Exactly reproduce all the records, keeping pictures out of the copy.

Listing:
◇ ◇ ◇ ◇ ◇

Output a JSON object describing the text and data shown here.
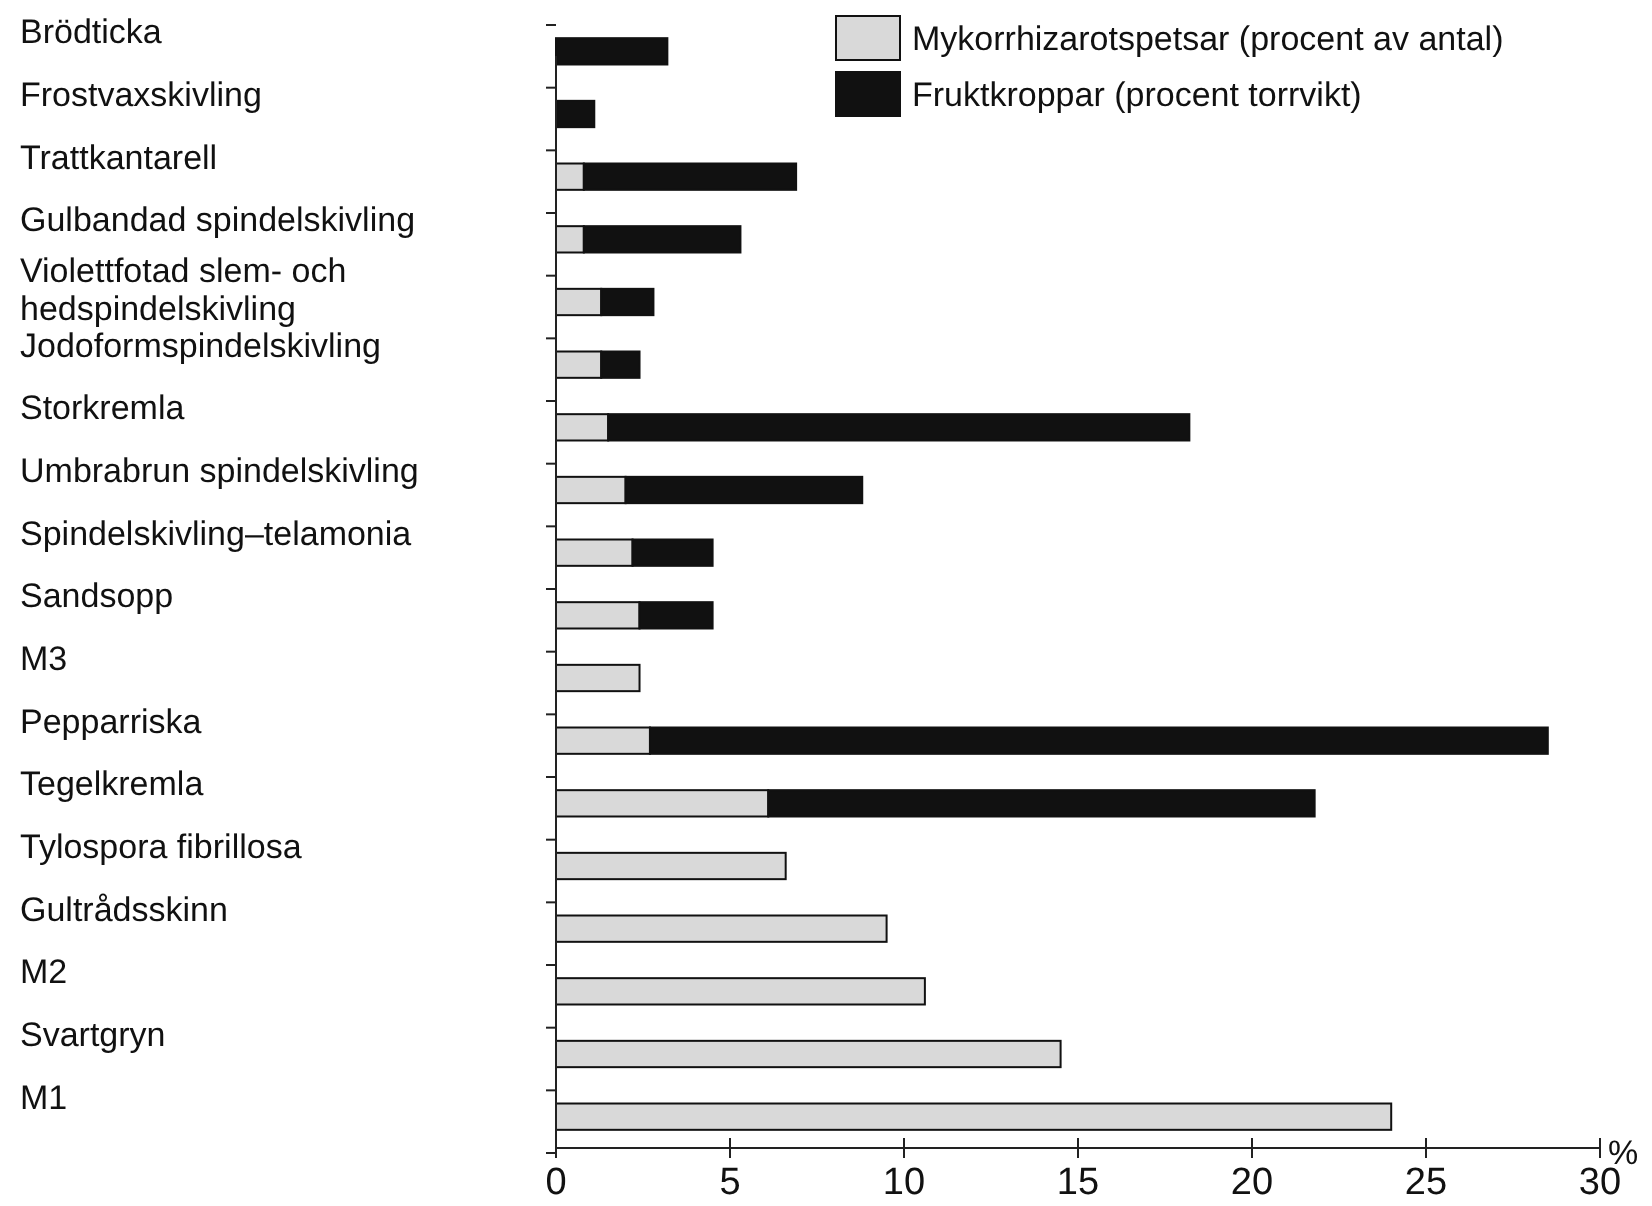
{
  "chart_data": {
    "type": "bar",
    "orientation": "horizontal",
    "stacked": true,
    "xlabel": "%",
    "categories": [
      "Brödticka",
      "Frostvaxskivling",
      "Trattkantarell",
      "Gulbandad spindelskivling",
      "Violettfotad slem- och hedspindelskivling",
      "Jodoformspindelskivling",
      "Storkremla",
      "Umbrabrun spindelskivling",
      "Spindelskivling–telamonia",
      "Sandsopp",
      "M3",
      "Pepparriska",
      "Tegelkremla",
      "Tylospora fibrillosa",
      "Gultrådsskinn",
      "M2",
      "Svartgryn",
      "M1"
    ],
    "series": [
      {
        "name": "Mykorrhizarotspetsar (procent av antal)",
        "color": "#d9d9d9",
        "values": [
          0,
          0,
          0.8,
          0.8,
          1.3,
          1.3,
          1.5,
          2.0,
          2.2,
          2.4,
          2.4,
          2.7,
          6.1,
          6.6,
          9.5,
          10.6,
          14.5,
          24.0
        ]
      },
      {
        "name": "Fruktkroppar (procent torrvikt)",
        "color": "#111111",
        "values": [
          3.2,
          1.1,
          6.1,
          4.5,
          1.5,
          1.1,
          16.7,
          6.8,
          2.3,
          2.1,
          0,
          25.8,
          15.7,
          0,
          0,
          0,
          0,
          0
        ]
      }
    ],
    "xlim": [
      0,
      30
    ],
    "xticks": [
      0,
      5,
      10,
      15,
      20,
      25,
      30
    ],
    "legend": "top right",
    "grid": false
  }
}
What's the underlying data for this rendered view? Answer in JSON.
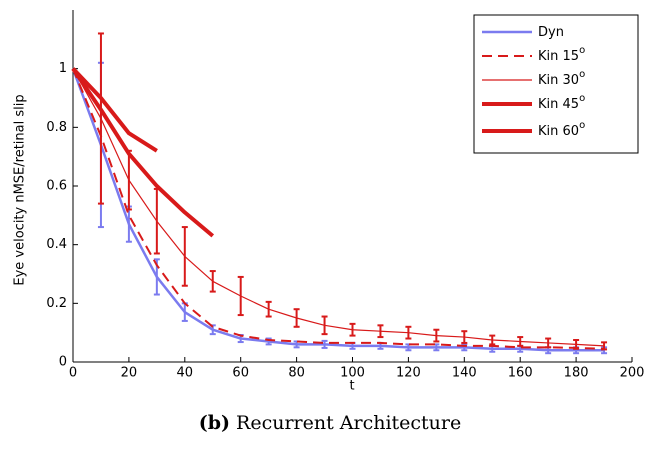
{
  "chart_data": {
    "type": "line",
    "x_label": "t",
    "y_label": "Eye velocity nMSE/retinal slip",
    "caption": {
      "label": "(b)",
      "text": "Recurrent Architecture"
    },
    "x": [
      0,
      10,
      20,
      30,
      40,
      50,
      60,
      70,
      80,
      90,
      100,
      110,
      120,
      130,
      140,
      150,
      160,
      170,
      180,
      190
    ],
    "xlim": [
      0,
      200
    ],
    "xticks": [
      0,
      20,
      40,
      60,
      80,
      100,
      120,
      140,
      160,
      180,
      200
    ],
    "ylim": [
      0,
      1.2
    ],
    "yticks": [
      0,
      0.2,
      0.4,
      0.6,
      0.8,
      1
    ],
    "legend": "upper right",
    "series": [
      {
        "name": "Dyn",
        "superscript": null,
        "color": "#7b7bef",
        "width": 2.5,
        "dashed": false,
        "values": [
          1,
          0.74,
          0.47,
          0.29,
          0.17,
          0.11,
          0.08,
          0.07,
          0.06,
          0.06,
          0.055,
          0.055,
          0.05,
          0.05,
          0.05,
          0.045,
          0.045,
          0.04,
          0.04,
          0.04
        ],
        "errors": [
          null,
          0.28,
          0.06,
          0.06,
          0.03,
          0.015,
          0.012,
          0.01,
          0.01,
          0.012,
          0.01,
          0.01,
          0.01,
          0.01,
          0.01,
          0.01,
          0.01,
          0.01,
          0.01,
          0.01
        ]
      },
      {
        "name": "Kin 15",
        "superscript": "o",
        "color": "#d81a1a",
        "width": 2,
        "dashed": true,
        "values": [
          1,
          0.77,
          0.5,
          0.33,
          0.2,
          0.12,
          0.09,
          0.075,
          0.07,
          0.065,
          0.065,
          0.065,
          0.06,
          0.06,
          0.055,
          0.055,
          0.05,
          0.05,
          0.048,
          0.045
        ],
        "errors": null
      },
      {
        "name": "Kin 30",
        "superscript": "o",
        "color": "#d81a1a",
        "width": 1.2,
        "dashed": false,
        "values": [
          1,
          0.83,
          0.62,
          0.48,
          0.36,
          0.275,
          0.225,
          0.18,
          0.15,
          0.125,
          0.11,
          0.105,
          0.1,
          0.09,
          0.085,
          0.075,
          0.07,
          0.065,
          0.06,
          0.055
        ],
        "errors": [
          null,
          0.29,
          0.1,
          0.11,
          0.1,
          0.035,
          0.065,
          0.025,
          0.03,
          0.03,
          0.02,
          0.02,
          0.02,
          0.02,
          0.02,
          0.015,
          0.015,
          0.015,
          0.015,
          0.012
        ]
      },
      {
        "name": "Kin 45",
        "superscript": "o",
        "color": "#d81a1a",
        "width": 4,
        "dashed": false,
        "values": [
          1,
          0.9,
          0.78,
          0.72,
          null,
          null,
          null,
          null,
          null,
          null,
          null,
          null,
          null,
          null,
          null,
          null,
          null,
          null,
          null,
          null
        ],
        "errors": null
      },
      {
        "name": "Kin 60",
        "superscript": "o",
        "color": "#d81a1a",
        "width": 4,
        "dashed": false,
        "values": [
          1,
          0.86,
          0.71,
          0.6,
          0.51,
          0.43,
          null,
          null,
          null,
          null,
          null,
          null,
          null,
          null,
          null,
          null,
          null,
          null,
          null,
          null
        ],
        "errors": null
      }
    ]
  }
}
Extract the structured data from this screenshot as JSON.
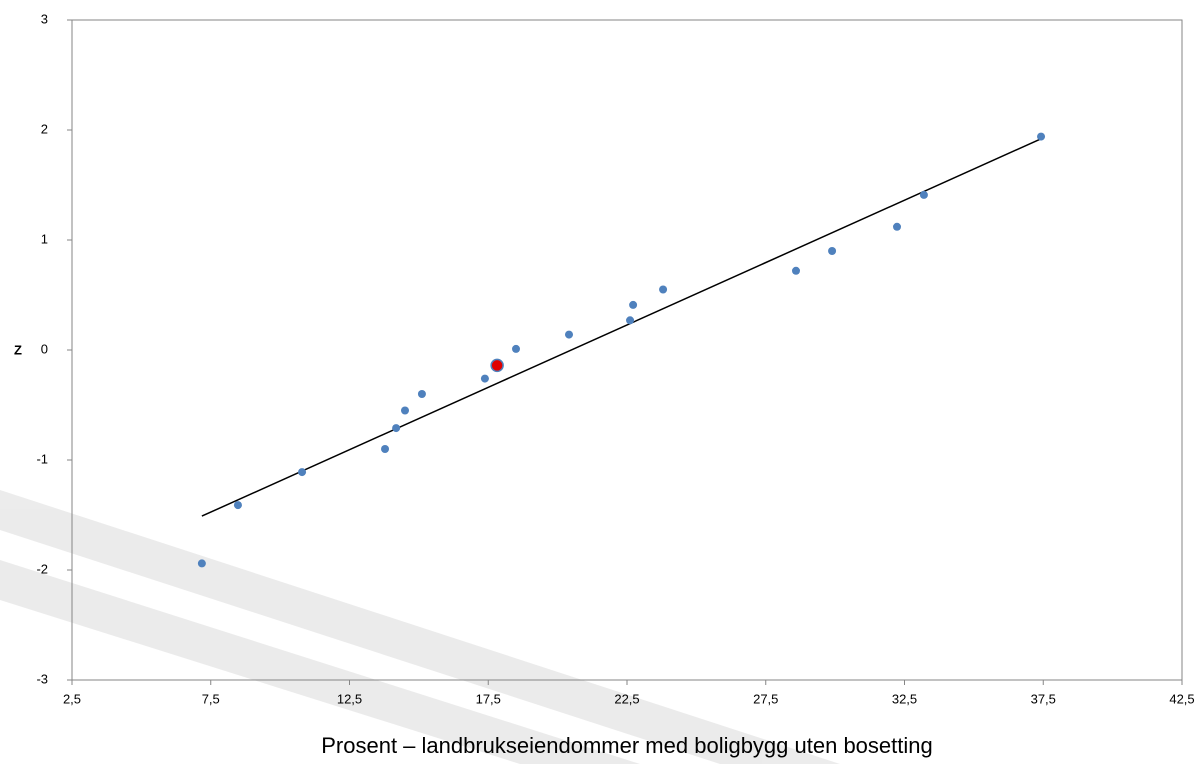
{
  "chart_data": {
    "type": "scatter",
    "x_label": "Prosent – landbrukseiendommer med boligbygg uten bosetting",
    "y_label": "Z",
    "xlim": [
      2.5,
      42.5
    ],
    "ylim": [
      -3,
      3
    ],
    "xticks": [
      {
        "value": 2.5,
        "label": "2,5"
      },
      {
        "value": 7.5,
        "label": "7,5"
      },
      {
        "value": 12.5,
        "label": "12,5"
      },
      {
        "value": 17.5,
        "label": "17,5"
      },
      {
        "value": 22.5,
        "label": "22,5"
      },
      {
        "value": 27.5,
        "label": "27,5"
      },
      {
        "value": 32.5,
        "label": "32,5"
      },
      {
        "value": 37.5,
        "label": "37,5"
      },
      {
        "value": 42.5,
        "label": "42,5"
      }
    ],
    "yticks": [
      -3,
      -2,
      -1,
      0,
      1,
      2,
      3
    ],
    "grid": false,
    "series": [
      {
        "kind": "line",
        "color": "#000000",
        "x": [
          7.18,
          37.42
        ],
        "values": [
          -1.51,
          1.92
        ]
      },
      {
        "kind": "points",
        "color": "#4f81bd",
        "x": [
          7.18,
          8.48,
          10.79,
          13.78,
          14.18,
          14.5,
          15.11,
          17.38,
          18.5,
          20.41,
          22.61,
          22.72,
          23.8,
          28.59,
          29.89,
          32.23,
          33.2,
          37.42
        ],
        "values": [
          -1.94,
          -1.41,
          -1.11,
          -0.9,
          -0.71,
          -0.55,
          -0.4,
          -0.26,
          0.01,
          0.14,
          0.27,
          0.41,
          0.55,
          0.72,
          0.9,
          1.12,
          1.41,
          1.94
        ]
      },
      {
        "kind": "highlight",
        "color": "#e00000",
        "x": [
          17.82
        ],
        "values": [
          -0.14
        ]
      }
    ]
  }
}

◇ ◇ ◇ ◇ ◇

Reply:
Output a JSON object describing the text and data shown here.
{
  "chart_data": {
    "type": "bar",
    "orientation": "horizontal",
    "stacked": true,
    "xlabel": "%",
    "categories": [
      "Brödticka",
      "Frostvaxskivling",
      "Trattkantarell",
      "Gulbandad spindelskivling",
      "Violettfotad slem- och hedspindelskivling",
      "Jodoformspindelskivling",
      "Storkremla",
      "Umbrabrun spindelskivling",
      "Spindelskivling–telamonia",
      "Sandsopp",
      "M3",
      "Pepparriska",
      "Tegelkremla",
      "Tylospora fibrillosa",
      "Gultrådsskinn",
      "M2",
      "Svartgryn",
      "M1"
    ],
    "series": [
      {
        "name": "Mykorrhizarotspetsar (procent av antal)",
        "color": "#d9d9d9",
        "values": [
          0,
          0,
          0.8,
          0.8,
          1.3,
          1.3,
          1.5,
          2.0,
          2.2,
          2.4,
          2.4,
          2.7,
          6.1,
          6.6,
          9.5,
          10.6,
          14.5,
          24.0
        ]
      },
      {
        "name": "Fruktkroppar (procent torrvikt)",
        "color": "#111111",
        "values": [
          3.2,
          1.1,
          6.1,
          4.5,
          1.5,
          1.1,
          16.7,
          6.8,
          2.3,
          2.1,
          0,
          25.8,
          15.7,
          0,
          0,
          0,
          0,
          0
        ]
      }
    ],
    "xlim": [
      0,
      30
    ],
    "xticks": [
      0,
      5,
      10,
      15,
      20,
      25,
      30
    ],
    "legend": "top right",
    "grid": false
  }
}
What's the underlying data for this rendered view? Answer in JSON.
{
  "chart_data": {
    "type": "line",
    "x_label": "t",
    "y_label": "Eye velocity nMSE/retinal slip",
    "caption": {
      "label": "(b)",
      "text": "Recurrent Architecture"
    },
    "x": [
      0,
      10,
      20,
      30,
      40,
      50,
      60,
      70,
      80,
      90,
      100,
      110,
      120,
      130,
      140,
      150,
      160,
      170,
      180,
      190
    ],
    "xlim": [
      0,
      200
    ],
    "xticks": [
      0,
      20,
      40,
      60,
      80,
      100,
      120,
      140,
      160,
      180,
      200
    ],
    "ylim": [
      0,
      1.2
    ],
    "yticks": [
      0,
      0.2,
      0.4,
      0.6,
      0.8,
      1
    ],
    "legend": "upper right",
    "series": [
      {
        "name": "Dyn",
        "superscript": null,
        "color": "#7b7bef",
        "width": 2.5,
        "dashed": false,
        "values": [
          1,
          0.74,
          0.47,
          0.29,
          0.17,
          0.11,
          0.08,
          0.07,
          0.06,
          0.06,
          0.055,
          0.055,
          0.05,
          0.05,
          0.05,
          0.045,
          0.045,
          0.04,
          0.04,
          0.04
        ],
        "errors": [
          null,
          0.28,
          0.06,
          0.06,
          0.03,
          0.015,
          0.012,
          0.01,
          0.01,
          0.012,
          0.01,
          0.01,
          0.01,
          0.01,
          0.01,
          0.01,
          0.01,
          0.01,
          0.01,
          0.01
        ]
      },
      {
        "name": "Kin 15",
        "superscript": "o",
        "color": "#d81a1a",
        "width": 2,
        "dashed": true,
        "values": [
          1,
          0.77,
          0.5,
          0.33,
          0.2,
          0.12,
          0.09,
          0.075,
          0.07,
          0.065,
          0.065,
          0.065,
          0.06,
          0.06,
          0.055,
          0.055,
          0.05,
          0.05,
          0.048,
          0.045
        ],
        "errors": null
      },
      {
        "name": "Kin 30",
        "superscript": "o",
        "color": "#d81a1a",
        "width": 1.2,
        "dashed": false,
        "values": [
          1,
          0.83,
          0.62,
          0.48,
          0.36,
          0.275,
          0.225,
          0.18,
          0.15,
          0.125,
          0.11,
          0.105,
          0.1,
          0.09,
          0.085,
          0.075,
          0.07,
          0.065,
          0.06,
          0.055
        ],
        "errors": [
          null,
          0.29,
          0.1,
          0.11,
          0.1,
          0.035,
          0.065,
          0.025,
          0.03,
          0.03,
          0.02,
          0.02,
          0.02,
          0.02,
          0.02,
          0.015,
          0.015,
          0.015,
          0.015,
          0.012
        ]
      },
      {
        "name": "Kin 45",
        "superscript": "o",
        "color": "#d81a1a",
        "width": 4,
        "dashed": false,
        "values": [
          1,
          0.9,
          0.78,
          0.72,
          null,
          null,
          null,
          null,
          null,
          null,
          null,
          null,
          null,
          null,
          null,
          null,
          null,
          null,
          null,
          null
        ],
        "errors": null
      },
      {
        "name": "Kin 60",
        "superscript": "o",
        "color": "#d81a1a",
        "width": 4,
        "dashed": false,
        "values": [
          1,
          0.86,
          0.71,
          0.6,
          0.51,
          0.43,
          null,
          null,
          null,
          null,
          null,
          null,
          null,
          null,
          null,
          null,
          null,
          null,
          null,
          null
        ],
        "errors": null
      }
    ]
  }
}
Extract the structured data from this screenshot as JSON.
{
  "chart_data": {
    "type": "scatter",
    "x_label": "Prosent – landbrukseiendommer med boligbygg uten bosetting",
    "y_label": "Z",
    "xlim": [
      2.5,
      42.5
    ],
    "ylim": [
      -3,
      3
    ],
    "xticks": [
      {
        "value": 2.5,
        "label": "2,5"
      },
      {
        "value": 7.5,
        "label": "7,5"
      },
      {
        "value": 12.5,
        "label": "12,5"
      },
      {
        "value": 17.5,
        "label": "17,5"
      },
      {
        "value": 22.5,
        "label": "22,5"
      },
      {
        "value": 27.5,
        "label": "27,5"
      },
      {
        "value": 32.5,
        "label": "32,5"
      },
      {
        "value": 37.5,
        "label": "37,5"
      },
      {
        "value": 42.5,
        "label": "42,5"
      }
    ],
    "yticks": [
      -3,
      -2,
      -1,
      0,
      1,
      2,
      3
    ],
    "grid": false,
    "series": [
      {
        "kind": "line",
        "color": "#000000",
        "x": [
          7.18,
          37.42
        ],
        "values": [
          -1.51,
          1.92
        ]
      },
      {
        "kind": "points",
        "color": "#4f81bd",
        "x": [
          7.18,
          8.48,
          10.79,
          13.78,
          14.18,
          14.5,
          15.11,
          17.38,
          18.5,
          20.41,
          22.61,
          22.72,
          23.8,
          28.59,
          29.89,
          32.23,
          33.2,
          37.42
        ],
        "values": [
          -1.94,
          -1.41,
          -1.11,
          -0.9,
          -0.71,
          -0.55,
          -0.4,
          -0.26,
          0.01,
          0.14,
          0.27,
          0.41,
          0.55,
          0.72,
          0.9,
          1.12,
          1.41,
          1.94
        ]
      },
      {
        "kind": "highlight",
        "color": "#e00000",
        "x": [
          17.82
        ],
        "values": [
          -0.14
        ]
      }
    ]
  }
}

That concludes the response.